— Directive —
Below are some entries. Copy each line that holds the string "months".

*** Input records ***

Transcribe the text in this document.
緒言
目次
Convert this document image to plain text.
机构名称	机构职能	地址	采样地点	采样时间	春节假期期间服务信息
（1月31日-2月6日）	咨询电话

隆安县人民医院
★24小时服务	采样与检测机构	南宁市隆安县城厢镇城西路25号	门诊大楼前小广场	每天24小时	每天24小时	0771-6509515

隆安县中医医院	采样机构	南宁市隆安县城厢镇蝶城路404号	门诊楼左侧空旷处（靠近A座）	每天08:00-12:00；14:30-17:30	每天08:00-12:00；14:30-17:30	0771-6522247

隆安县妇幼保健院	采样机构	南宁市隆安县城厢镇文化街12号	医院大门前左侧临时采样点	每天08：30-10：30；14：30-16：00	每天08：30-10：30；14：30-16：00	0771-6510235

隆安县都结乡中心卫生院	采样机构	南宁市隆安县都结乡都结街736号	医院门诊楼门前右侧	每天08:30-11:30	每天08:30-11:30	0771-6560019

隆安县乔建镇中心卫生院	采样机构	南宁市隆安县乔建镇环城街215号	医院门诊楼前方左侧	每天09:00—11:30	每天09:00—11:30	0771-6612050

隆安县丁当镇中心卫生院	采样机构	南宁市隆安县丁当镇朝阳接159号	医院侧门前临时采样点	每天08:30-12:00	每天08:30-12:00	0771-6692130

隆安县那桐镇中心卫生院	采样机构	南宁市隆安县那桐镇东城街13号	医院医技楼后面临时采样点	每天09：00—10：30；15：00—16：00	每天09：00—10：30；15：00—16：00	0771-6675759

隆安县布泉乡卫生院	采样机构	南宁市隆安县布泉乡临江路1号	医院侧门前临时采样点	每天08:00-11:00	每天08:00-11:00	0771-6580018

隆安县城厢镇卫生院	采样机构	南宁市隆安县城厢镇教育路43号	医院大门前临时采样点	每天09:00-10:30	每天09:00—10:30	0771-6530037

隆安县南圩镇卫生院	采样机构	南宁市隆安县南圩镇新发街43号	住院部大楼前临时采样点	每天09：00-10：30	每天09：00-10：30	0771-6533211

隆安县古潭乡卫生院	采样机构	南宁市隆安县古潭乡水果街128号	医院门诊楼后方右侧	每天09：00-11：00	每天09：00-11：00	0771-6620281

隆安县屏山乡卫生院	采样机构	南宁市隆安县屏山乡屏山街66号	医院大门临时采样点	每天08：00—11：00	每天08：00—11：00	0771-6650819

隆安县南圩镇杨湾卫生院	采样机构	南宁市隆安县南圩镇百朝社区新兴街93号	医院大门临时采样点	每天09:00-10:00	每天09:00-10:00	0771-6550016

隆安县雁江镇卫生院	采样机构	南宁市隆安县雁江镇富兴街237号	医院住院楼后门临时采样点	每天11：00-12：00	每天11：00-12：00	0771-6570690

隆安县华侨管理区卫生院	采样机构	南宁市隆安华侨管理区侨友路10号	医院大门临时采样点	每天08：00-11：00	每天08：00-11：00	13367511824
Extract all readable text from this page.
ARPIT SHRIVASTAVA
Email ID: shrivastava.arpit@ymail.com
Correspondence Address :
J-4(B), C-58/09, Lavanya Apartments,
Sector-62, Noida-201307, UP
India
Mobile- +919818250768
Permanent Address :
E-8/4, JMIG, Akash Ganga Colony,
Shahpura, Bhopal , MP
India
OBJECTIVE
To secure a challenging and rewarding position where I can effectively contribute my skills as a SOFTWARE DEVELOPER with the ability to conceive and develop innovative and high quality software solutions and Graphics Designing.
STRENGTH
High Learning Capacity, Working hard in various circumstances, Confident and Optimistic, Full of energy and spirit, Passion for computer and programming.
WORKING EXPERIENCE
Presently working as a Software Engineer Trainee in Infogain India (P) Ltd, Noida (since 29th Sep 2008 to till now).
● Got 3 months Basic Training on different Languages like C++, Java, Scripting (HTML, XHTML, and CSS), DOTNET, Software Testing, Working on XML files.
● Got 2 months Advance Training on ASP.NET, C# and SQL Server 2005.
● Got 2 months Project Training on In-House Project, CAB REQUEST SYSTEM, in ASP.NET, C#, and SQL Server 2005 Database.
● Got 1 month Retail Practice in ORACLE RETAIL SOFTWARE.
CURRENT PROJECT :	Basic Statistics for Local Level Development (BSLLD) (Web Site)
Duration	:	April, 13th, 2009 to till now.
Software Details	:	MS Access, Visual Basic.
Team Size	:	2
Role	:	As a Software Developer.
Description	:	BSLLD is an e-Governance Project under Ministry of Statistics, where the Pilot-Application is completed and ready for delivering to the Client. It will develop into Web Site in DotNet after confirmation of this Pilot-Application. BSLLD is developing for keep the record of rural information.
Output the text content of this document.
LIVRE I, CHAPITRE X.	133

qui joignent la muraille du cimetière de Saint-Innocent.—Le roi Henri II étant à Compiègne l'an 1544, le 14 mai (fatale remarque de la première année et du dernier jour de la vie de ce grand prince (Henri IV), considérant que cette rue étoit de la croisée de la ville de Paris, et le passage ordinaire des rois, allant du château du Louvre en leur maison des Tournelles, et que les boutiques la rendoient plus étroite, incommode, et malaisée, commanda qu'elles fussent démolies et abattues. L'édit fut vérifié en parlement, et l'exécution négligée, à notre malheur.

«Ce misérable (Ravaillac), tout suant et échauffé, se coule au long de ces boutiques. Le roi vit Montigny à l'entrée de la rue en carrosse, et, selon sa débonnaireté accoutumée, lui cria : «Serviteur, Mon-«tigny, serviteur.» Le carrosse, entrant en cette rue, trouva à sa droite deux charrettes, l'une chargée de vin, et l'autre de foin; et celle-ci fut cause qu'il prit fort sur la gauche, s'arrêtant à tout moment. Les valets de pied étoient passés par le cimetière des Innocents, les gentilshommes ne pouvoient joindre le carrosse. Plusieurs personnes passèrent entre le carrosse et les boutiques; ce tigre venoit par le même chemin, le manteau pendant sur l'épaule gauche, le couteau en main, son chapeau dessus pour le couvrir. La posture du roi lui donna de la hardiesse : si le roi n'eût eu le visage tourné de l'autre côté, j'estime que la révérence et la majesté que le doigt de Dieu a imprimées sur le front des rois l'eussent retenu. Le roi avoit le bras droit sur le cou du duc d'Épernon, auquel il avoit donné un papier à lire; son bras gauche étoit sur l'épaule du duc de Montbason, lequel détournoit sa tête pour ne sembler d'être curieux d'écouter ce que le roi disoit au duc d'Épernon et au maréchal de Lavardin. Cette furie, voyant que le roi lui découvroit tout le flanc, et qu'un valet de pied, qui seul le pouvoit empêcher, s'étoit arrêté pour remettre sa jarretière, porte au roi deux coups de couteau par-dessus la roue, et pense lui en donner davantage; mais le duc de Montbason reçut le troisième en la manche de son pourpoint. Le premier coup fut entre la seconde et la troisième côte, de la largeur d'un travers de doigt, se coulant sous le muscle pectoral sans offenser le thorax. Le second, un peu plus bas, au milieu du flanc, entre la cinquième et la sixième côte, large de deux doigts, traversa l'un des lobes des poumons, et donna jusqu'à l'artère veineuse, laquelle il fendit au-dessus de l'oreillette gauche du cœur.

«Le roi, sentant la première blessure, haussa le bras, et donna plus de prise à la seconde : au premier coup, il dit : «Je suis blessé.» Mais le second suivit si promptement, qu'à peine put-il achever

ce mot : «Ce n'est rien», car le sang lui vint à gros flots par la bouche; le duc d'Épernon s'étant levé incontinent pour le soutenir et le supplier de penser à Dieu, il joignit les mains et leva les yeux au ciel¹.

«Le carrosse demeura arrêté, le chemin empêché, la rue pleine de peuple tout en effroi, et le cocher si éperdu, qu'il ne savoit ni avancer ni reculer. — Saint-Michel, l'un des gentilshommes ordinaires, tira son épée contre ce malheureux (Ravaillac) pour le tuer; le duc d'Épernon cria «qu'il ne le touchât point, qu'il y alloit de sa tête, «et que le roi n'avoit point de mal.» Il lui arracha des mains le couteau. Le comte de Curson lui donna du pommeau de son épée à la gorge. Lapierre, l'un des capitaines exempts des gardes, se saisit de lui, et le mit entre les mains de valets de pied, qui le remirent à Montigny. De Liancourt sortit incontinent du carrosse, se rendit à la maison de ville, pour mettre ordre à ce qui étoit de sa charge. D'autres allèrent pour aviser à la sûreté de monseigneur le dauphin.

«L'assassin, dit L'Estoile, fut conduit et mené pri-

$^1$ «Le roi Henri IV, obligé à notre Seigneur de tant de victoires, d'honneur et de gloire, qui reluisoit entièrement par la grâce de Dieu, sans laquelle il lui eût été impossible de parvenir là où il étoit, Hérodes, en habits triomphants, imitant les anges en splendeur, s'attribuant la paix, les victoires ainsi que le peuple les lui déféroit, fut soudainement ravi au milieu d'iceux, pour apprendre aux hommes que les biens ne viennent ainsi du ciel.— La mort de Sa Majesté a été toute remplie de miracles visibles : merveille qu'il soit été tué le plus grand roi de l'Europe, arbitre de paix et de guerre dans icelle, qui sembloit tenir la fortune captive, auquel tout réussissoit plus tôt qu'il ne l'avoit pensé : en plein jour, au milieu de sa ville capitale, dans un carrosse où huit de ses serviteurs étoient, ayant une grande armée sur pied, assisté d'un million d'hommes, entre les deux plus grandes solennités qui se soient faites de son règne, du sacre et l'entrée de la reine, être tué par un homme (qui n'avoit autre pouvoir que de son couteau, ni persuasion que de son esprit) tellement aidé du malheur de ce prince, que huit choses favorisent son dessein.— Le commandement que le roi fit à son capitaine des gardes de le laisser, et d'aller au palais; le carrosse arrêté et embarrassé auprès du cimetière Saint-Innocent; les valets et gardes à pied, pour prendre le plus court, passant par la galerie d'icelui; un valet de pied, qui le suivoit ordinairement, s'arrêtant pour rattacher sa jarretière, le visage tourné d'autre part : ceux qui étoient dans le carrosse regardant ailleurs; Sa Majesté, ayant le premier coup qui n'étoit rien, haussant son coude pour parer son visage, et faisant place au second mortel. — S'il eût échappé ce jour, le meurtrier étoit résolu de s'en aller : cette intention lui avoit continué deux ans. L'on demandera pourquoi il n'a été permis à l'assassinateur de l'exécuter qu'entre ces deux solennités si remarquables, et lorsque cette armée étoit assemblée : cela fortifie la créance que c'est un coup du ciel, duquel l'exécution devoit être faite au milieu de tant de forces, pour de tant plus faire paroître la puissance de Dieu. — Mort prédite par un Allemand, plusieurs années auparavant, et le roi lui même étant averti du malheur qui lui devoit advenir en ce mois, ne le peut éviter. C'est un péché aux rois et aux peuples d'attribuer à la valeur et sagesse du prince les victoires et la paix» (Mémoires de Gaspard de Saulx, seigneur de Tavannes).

***

— Finished answer —
● Got 3 months Basic Training on different Languages like C++, Java, Scripting (HTML, XHTML, and CSS), DOTNET, Software Testing, Working on XML files.
● Got 2 months Advance Training on ASP.NET, C# and SQL Server 2005.
● Got 2 months Project Training on In-House Project, CAB REQUEST SYSTEM, in ASP.NET, C#, and SQL Server 2005 Database.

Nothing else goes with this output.